Goal: Every entry must be copied word for word.

Extracted data entries:
'''
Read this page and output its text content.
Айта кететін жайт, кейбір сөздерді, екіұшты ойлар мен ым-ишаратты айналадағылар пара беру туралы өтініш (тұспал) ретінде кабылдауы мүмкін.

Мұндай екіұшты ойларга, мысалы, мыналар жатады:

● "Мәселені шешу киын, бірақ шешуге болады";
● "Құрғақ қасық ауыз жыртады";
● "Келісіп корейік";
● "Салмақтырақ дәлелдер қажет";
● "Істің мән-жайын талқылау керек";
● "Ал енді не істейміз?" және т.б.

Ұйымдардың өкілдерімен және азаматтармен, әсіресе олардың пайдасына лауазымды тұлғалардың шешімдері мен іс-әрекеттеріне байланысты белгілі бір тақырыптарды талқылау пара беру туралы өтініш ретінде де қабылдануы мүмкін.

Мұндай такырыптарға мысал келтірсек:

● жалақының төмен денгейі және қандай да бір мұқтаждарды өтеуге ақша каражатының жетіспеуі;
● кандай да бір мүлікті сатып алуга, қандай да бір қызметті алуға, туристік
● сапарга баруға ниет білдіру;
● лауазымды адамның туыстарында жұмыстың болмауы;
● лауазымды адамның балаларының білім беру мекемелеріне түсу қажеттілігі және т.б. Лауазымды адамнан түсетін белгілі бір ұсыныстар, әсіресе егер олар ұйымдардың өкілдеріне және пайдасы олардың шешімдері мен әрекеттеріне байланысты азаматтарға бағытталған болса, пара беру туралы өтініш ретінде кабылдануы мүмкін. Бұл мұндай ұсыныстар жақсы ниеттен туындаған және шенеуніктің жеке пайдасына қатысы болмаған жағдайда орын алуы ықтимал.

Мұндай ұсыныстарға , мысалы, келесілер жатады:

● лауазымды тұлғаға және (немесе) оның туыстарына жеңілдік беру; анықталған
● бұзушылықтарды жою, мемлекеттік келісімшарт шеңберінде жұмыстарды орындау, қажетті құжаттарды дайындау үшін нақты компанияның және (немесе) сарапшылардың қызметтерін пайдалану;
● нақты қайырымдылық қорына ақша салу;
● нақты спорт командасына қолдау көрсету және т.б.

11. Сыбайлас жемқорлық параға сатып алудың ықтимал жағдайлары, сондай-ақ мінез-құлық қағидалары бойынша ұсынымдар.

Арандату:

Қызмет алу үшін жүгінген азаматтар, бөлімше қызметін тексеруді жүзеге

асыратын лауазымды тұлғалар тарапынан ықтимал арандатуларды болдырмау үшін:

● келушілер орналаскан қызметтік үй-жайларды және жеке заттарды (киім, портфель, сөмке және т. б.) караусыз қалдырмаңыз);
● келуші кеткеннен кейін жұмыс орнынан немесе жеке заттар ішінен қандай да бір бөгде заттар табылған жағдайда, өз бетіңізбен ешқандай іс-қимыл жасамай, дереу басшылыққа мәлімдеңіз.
'''
Result for this exercise:
Read this page and output its text content.
Айта кететін жайт, кейбір сөздерді, екіұшты ойлар мен ым-ишаратты айналадағылар пара беру туралы өтініш (тұспал) ретінде кабылдауы мүмкін.

Мұндай екіұшты ойларга, мысалы, мыналар жатады:

● "Мәселені шешу киын, бірақ шешуге болады";
● "Құрғақ қасық ауыз жыртады";
● "Келісіп корейік";
● "Салмақтырақ дәлелдер қажет";
● "Істің мән-жайын талқылау керек";
● "Ал енді не істейміз?" және т.б.

Ұйымдардың өкілдерімен және азаматтармен, әсіресе олардың пайдасына лауазымды тұлғалардың шешімдері мен іс-әрекеттеріне байланысты белгілі бір тақырыптарды талқылау пара беру туралы өтініш ретінде де қабылдануы мүмкін.

Мұндай такырыптарға мысал келтірсек:

● жалақының төмен денгейі және қандай да бір мұқтаждарды өтеуге ақша каражатының жетіспеуі;
● кандай да бір мүлікті сатып алуга, қандай да бір қызметті алуға, туристік
● сапарга баруға ниет білдіру;
● лауазымды адамның туыстарында жұмыстың болмауы;
● лауазымды адамның балаларының білім беру мекемелеріне түсу қажеттілігі және т.б. Лауазымды адамнан түсетін белгілі бір ұсыныстар, әсіресе егер олар ұйымдардың өкілдеріне және пайдасы олардың шешімдері мен әрекеттеріне байланысты азаматтарға бағытталған болса, пара беру туралы өтініш ретінде кабылдануы мүмкін. Бұл мұндай ұсыныстар жақсы ниеттен туындаған және шенеуніктің жеке пайдасына қатысы болмаған жағдайда орын алуы ықтимал.

Мұндай ұсыныстарға , мысалы, келесілер жатады:

● лауазымды тұлғаға және (немесе) оның туыстарына жеңілдік беру; анықталған
● бұзушылықтарды жою, мемлекеттік келісімшарт шеңберінде жұмыстарды орындау, қажетті құжаттарды дайындау үшін нақты компанияның және (немесе) сарапшылардың қызметтерін пайдалану;
● нақты қайырымдылық қорына ақша салу;
● нақты спорт командасына қолдау көрсету және т.б.

11. Сыбайлас жемқорлық параға сатып алудың ықтимал жағдайлары, сондай-ақ мінез-құлық қағидалары бойынша ұсынымдар.

Арандату:

Қызмет алу үшін жүгінген азаматтар, бөлімше қызметін тексеруді жүзеге

асыратын лауазымды тұлғалар тарапынан ықтимал арандатуларды болдырмау үшін:

● келушілер орналаскан қызметтік үй-жайларды және жеке заттарды (киім, портфель, сөмке және т. б.) караусыз қалдырмаңыз);
● келуші кеткеннен кейін жұмыс орнынан немесе жеке заттар ішінен қандай да бір бөгде заттар табылған жағдайда, өз бетіңізбен ешқандай іс-қимыл жасамай, дереу басшылыққа мәлімдеңіз.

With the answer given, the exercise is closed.